> [What you have to do]
Look through the data below and return each line where "JSON" appears.

> [Data items]
***

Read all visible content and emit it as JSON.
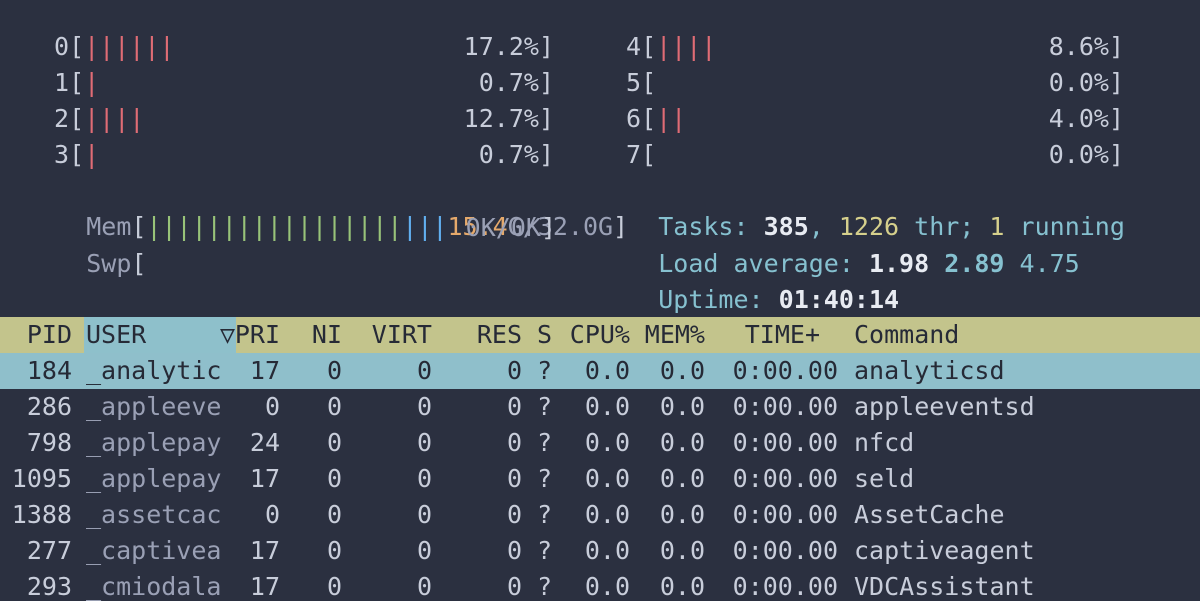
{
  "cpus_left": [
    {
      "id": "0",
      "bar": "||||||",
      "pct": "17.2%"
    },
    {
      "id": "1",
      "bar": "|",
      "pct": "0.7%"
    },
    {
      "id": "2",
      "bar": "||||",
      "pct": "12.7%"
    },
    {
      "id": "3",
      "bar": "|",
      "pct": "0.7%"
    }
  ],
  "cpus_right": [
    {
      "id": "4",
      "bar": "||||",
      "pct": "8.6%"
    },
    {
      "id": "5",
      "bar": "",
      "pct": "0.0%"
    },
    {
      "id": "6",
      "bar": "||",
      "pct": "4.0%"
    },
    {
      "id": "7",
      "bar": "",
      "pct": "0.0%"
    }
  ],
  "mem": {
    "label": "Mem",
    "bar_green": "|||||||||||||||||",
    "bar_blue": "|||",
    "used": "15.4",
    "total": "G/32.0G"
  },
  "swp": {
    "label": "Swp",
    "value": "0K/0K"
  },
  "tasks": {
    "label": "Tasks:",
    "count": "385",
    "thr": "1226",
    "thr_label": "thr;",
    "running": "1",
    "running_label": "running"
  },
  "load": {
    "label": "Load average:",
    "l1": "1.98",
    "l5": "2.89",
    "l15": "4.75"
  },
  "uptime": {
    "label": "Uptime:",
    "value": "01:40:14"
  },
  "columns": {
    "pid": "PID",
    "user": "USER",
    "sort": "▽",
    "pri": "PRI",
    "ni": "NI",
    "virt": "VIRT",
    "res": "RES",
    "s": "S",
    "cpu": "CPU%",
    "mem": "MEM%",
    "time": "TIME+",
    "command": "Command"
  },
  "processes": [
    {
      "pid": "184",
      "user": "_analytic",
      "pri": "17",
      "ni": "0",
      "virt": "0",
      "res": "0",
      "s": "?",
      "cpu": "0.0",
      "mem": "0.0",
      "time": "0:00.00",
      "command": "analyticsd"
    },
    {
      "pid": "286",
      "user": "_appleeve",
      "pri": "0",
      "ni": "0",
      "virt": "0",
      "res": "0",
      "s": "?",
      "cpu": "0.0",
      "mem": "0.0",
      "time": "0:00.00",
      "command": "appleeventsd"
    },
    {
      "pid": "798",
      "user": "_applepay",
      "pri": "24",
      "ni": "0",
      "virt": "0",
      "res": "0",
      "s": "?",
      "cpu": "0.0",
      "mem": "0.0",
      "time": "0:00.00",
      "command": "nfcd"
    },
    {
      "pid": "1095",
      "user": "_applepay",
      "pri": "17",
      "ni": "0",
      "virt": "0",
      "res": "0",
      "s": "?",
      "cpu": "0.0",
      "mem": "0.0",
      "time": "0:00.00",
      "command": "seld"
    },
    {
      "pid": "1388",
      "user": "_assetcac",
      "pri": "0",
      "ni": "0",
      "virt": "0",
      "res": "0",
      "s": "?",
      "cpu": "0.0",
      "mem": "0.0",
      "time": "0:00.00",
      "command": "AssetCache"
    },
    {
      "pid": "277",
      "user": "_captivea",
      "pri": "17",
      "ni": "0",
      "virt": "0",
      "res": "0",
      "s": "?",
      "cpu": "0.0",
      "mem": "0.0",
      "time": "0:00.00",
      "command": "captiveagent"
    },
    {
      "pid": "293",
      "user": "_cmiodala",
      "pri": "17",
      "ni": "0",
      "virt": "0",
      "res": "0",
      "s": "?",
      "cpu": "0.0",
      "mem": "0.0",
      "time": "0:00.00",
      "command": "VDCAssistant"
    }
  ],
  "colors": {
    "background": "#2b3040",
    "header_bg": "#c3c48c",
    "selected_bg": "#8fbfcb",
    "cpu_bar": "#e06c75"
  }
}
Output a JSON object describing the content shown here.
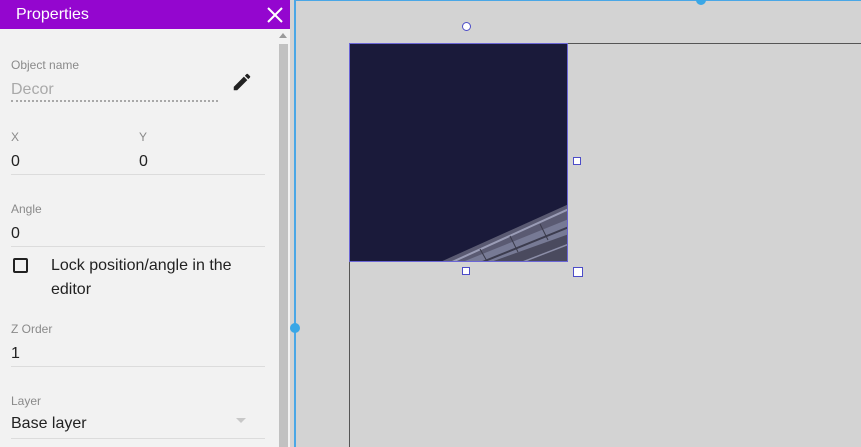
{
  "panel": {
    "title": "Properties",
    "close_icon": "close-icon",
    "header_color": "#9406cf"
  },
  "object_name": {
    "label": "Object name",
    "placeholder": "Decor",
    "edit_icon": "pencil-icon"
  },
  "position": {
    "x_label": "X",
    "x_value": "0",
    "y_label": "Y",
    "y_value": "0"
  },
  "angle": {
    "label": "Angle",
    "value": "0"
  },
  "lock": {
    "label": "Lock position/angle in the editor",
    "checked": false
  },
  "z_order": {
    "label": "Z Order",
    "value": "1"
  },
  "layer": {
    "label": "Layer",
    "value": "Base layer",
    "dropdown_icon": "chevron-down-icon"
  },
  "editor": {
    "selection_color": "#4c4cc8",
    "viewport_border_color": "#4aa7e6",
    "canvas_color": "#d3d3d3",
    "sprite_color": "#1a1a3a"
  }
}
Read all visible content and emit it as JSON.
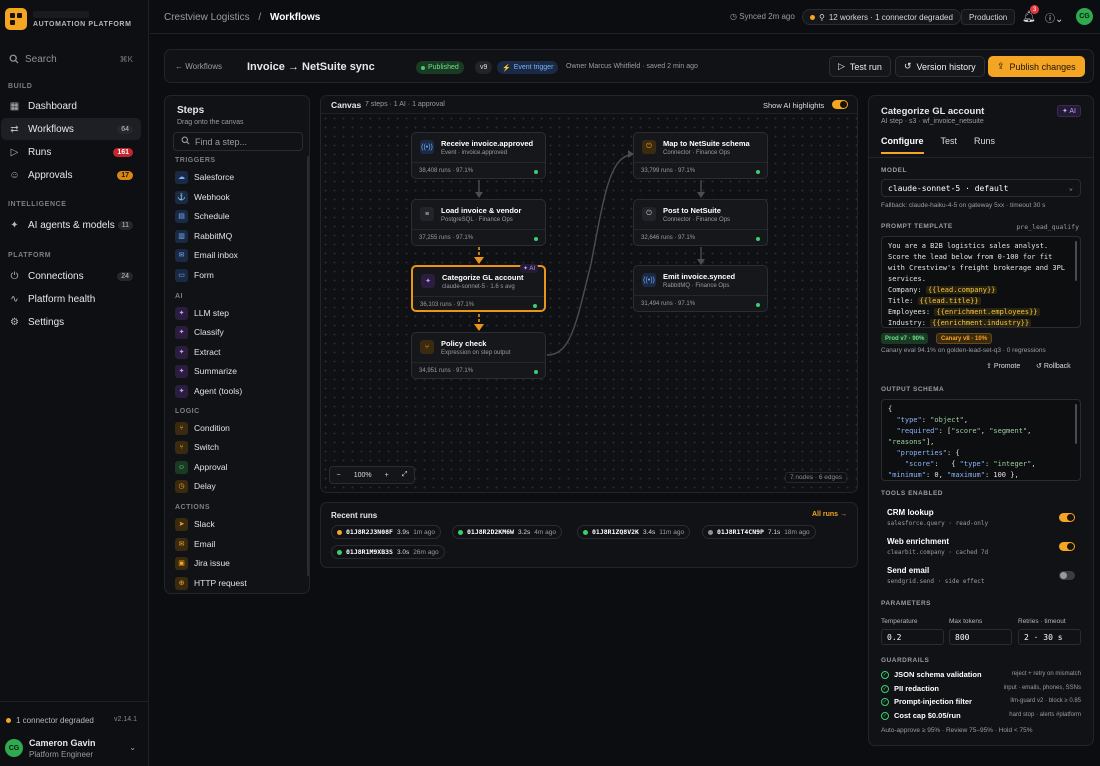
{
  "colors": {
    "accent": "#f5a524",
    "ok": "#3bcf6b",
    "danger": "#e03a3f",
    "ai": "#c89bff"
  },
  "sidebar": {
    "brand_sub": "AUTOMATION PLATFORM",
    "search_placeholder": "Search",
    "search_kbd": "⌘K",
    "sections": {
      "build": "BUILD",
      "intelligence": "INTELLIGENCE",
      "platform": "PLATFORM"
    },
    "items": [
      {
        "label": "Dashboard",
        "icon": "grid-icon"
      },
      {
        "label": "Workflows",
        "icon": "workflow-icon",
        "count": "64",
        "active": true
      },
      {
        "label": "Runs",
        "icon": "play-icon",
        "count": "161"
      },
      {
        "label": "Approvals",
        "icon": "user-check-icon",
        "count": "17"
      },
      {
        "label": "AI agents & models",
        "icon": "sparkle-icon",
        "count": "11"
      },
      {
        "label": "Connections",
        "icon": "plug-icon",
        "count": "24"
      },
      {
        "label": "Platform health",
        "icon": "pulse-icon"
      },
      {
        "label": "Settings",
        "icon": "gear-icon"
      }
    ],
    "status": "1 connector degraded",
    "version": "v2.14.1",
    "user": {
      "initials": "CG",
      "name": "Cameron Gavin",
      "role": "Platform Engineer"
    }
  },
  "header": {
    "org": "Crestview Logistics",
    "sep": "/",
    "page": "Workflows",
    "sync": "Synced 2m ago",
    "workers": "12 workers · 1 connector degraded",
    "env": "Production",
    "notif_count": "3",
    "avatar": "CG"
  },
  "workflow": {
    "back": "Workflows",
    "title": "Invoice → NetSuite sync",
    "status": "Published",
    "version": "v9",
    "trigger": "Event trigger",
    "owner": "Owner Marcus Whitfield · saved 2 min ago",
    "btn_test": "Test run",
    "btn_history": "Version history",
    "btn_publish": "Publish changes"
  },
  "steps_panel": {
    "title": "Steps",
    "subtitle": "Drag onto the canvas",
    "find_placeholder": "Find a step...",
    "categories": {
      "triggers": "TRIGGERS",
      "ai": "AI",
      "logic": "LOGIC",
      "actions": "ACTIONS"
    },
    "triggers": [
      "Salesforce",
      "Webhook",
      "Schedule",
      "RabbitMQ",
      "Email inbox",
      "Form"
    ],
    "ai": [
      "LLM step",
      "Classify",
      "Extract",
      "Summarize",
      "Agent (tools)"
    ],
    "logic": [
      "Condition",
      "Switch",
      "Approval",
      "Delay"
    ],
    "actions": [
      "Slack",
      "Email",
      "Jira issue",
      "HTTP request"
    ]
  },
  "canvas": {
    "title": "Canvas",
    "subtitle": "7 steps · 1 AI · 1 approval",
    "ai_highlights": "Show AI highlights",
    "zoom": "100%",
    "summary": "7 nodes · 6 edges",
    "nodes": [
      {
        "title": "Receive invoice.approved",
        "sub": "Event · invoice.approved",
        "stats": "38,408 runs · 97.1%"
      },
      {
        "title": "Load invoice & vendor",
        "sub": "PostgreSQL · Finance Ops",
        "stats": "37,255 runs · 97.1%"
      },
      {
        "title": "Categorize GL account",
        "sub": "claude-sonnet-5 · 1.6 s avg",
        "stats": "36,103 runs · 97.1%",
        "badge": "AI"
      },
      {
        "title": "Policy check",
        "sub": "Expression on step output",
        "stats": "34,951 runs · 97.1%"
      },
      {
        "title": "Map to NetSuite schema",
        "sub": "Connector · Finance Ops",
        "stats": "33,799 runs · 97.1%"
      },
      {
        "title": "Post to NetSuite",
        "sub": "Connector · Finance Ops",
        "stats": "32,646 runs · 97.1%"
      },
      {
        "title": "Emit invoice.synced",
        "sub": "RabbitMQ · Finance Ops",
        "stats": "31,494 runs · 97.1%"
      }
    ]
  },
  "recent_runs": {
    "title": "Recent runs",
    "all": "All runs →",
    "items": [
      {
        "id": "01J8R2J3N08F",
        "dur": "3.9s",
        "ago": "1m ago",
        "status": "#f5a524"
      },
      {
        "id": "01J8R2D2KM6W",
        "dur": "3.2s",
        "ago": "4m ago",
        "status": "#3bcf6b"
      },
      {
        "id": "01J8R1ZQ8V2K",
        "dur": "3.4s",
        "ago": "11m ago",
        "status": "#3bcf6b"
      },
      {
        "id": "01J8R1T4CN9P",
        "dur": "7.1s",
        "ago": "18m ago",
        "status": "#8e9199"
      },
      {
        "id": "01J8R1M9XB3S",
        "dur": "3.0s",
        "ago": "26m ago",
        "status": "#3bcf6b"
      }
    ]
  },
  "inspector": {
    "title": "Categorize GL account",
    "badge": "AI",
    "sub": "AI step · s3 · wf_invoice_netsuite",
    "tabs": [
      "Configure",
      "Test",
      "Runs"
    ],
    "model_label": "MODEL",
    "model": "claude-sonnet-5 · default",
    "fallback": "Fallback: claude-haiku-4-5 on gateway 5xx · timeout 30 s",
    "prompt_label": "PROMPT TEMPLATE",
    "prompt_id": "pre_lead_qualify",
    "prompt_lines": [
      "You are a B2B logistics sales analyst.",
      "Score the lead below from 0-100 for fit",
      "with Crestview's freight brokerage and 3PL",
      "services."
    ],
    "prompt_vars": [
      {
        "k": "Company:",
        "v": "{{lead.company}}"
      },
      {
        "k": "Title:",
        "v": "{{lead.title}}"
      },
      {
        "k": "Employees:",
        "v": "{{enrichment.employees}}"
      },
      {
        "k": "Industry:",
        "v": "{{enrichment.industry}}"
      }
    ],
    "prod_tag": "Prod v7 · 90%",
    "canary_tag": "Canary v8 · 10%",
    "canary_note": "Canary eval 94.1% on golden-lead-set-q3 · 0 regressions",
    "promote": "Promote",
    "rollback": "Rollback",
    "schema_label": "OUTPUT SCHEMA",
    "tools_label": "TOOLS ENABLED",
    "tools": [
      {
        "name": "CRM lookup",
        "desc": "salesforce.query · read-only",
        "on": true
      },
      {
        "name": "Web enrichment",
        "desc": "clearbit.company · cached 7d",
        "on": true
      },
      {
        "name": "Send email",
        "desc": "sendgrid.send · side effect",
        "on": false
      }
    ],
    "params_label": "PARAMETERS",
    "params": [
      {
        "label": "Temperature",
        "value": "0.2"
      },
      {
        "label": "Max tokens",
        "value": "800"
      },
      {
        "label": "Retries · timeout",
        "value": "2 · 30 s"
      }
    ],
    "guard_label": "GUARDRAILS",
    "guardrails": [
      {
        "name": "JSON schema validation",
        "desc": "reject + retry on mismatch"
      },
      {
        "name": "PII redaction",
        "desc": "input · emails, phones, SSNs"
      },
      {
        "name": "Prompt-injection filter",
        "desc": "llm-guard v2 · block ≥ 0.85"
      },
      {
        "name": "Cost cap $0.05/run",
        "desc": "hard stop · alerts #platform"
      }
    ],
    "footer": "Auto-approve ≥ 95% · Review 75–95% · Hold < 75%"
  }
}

***

> [Answer for the task]
Read all visible content and emit it as JSON.
Output a JSON object describing the content shown here.
Read all visible content and emit it as JSON.
        "name": "JSON schema validation",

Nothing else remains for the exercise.